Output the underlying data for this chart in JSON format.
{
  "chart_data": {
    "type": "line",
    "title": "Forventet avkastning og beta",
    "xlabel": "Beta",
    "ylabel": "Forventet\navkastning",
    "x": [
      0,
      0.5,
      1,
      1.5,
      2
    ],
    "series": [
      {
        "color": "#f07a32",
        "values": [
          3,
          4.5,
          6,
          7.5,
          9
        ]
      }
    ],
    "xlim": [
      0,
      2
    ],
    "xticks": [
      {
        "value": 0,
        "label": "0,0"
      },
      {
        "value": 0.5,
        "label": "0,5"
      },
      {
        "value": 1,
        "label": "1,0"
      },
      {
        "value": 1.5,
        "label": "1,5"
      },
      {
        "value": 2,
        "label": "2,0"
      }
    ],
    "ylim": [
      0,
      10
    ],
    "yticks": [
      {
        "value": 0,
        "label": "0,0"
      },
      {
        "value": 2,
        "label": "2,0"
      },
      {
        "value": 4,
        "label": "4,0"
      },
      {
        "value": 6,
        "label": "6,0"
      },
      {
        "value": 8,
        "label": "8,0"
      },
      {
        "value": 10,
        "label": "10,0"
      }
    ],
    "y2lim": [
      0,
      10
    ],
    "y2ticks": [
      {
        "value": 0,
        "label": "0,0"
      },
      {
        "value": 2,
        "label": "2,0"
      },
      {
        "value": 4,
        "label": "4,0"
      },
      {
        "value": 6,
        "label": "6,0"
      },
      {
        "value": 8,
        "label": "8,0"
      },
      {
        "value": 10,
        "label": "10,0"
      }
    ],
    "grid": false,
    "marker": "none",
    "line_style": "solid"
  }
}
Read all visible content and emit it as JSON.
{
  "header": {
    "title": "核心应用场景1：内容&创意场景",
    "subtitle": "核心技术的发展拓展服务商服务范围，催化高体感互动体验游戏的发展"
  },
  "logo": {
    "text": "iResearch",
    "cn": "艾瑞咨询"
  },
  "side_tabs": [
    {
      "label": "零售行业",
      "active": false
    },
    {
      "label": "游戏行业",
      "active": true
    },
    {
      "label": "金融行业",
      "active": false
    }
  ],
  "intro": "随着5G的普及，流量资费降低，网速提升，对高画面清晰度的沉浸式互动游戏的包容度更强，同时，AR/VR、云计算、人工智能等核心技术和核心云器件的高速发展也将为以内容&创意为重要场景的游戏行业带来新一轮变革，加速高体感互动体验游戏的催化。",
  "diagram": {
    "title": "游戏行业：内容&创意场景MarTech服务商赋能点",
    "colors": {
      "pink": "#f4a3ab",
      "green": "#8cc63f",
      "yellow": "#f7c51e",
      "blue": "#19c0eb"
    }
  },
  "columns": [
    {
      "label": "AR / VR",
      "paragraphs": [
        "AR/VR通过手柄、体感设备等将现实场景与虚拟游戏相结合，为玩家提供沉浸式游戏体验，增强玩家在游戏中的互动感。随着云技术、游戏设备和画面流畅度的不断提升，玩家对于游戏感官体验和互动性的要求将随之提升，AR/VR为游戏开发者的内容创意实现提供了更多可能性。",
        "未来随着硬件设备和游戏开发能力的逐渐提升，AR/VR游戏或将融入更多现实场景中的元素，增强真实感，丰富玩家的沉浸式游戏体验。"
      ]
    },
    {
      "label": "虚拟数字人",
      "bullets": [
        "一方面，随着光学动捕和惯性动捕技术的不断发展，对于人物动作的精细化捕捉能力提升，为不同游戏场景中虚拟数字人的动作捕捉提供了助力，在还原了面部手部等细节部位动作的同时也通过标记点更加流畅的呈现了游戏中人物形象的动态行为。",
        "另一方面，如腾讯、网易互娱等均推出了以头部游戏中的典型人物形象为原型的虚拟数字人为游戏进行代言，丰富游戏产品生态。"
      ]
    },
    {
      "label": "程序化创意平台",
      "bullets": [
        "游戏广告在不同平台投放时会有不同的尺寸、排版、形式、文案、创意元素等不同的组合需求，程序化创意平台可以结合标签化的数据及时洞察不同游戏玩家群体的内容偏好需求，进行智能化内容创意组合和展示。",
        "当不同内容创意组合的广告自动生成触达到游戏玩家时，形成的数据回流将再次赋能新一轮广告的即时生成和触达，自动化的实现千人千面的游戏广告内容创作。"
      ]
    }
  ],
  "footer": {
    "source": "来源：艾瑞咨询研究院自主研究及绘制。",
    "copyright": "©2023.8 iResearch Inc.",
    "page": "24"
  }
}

::::::

STATED TASK
Look through the records above and report how many lines hold the word "iResearch", giving only the number.

EXERCISE RESPONSE
2